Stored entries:
========================================================================

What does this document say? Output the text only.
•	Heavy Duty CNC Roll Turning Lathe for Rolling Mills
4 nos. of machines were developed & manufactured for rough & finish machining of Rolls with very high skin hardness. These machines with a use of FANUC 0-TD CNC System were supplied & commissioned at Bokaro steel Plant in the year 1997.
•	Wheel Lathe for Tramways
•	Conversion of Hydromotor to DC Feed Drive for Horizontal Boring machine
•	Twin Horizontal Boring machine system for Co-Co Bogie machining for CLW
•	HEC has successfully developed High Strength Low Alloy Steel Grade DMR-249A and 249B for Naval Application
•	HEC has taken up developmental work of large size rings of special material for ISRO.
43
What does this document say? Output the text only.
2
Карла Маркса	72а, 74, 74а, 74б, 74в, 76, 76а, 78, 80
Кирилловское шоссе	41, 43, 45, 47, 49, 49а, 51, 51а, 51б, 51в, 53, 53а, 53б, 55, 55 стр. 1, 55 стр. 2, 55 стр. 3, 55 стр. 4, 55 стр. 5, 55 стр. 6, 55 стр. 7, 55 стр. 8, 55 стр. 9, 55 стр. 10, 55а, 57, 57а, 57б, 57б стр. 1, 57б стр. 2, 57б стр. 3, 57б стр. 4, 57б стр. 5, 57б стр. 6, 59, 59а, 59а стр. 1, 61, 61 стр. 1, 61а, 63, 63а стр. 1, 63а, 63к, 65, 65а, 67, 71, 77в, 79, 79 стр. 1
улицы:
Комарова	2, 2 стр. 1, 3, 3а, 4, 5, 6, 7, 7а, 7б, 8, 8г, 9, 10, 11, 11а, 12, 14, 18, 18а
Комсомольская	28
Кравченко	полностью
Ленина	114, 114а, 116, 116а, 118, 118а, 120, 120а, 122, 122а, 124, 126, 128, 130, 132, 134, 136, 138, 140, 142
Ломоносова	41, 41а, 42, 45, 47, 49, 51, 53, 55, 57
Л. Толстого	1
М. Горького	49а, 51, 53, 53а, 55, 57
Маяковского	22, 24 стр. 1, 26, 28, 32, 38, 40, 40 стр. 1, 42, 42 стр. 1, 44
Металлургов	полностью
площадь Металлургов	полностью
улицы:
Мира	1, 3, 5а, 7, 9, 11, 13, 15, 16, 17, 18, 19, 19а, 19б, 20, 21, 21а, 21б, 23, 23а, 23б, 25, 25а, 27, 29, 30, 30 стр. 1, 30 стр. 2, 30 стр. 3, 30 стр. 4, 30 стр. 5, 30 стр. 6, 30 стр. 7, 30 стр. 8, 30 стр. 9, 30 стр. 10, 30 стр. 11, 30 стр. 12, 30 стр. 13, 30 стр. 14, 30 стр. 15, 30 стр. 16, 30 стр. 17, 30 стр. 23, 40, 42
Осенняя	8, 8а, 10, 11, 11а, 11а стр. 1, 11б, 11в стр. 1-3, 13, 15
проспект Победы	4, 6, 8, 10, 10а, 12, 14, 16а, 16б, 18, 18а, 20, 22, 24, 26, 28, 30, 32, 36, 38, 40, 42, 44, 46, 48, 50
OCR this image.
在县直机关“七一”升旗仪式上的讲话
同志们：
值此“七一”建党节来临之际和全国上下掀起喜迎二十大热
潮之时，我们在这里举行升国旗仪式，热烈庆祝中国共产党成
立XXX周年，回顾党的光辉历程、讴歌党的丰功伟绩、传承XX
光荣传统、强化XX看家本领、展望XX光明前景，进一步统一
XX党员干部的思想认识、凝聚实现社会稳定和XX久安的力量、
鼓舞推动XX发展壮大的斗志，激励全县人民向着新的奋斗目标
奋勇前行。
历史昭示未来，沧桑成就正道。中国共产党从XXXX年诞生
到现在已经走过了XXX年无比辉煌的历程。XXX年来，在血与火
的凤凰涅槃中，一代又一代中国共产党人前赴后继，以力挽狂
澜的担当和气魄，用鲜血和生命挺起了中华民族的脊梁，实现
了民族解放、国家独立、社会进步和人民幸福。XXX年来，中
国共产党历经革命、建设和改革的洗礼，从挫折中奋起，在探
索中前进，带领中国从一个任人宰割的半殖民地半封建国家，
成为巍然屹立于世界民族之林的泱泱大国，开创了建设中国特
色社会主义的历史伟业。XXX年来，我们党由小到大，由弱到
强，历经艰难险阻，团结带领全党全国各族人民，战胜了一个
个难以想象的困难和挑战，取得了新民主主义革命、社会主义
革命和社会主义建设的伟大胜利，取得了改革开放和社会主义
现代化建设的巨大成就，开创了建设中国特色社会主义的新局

========================================================================

WHAT YOU WILL DO: Look through the entries above and report each line where the string "XXX年来" occurs.

EXERCISE OUTPUT:
到现在已经走过了XXX年无比辉煌的历程。XXX年来，在血与火
了民族解放、国家独立、社会进步和人民幸福。XXX年来，中
色社会主义的历史伟业。XXX年来，我们党由小到大，由弱到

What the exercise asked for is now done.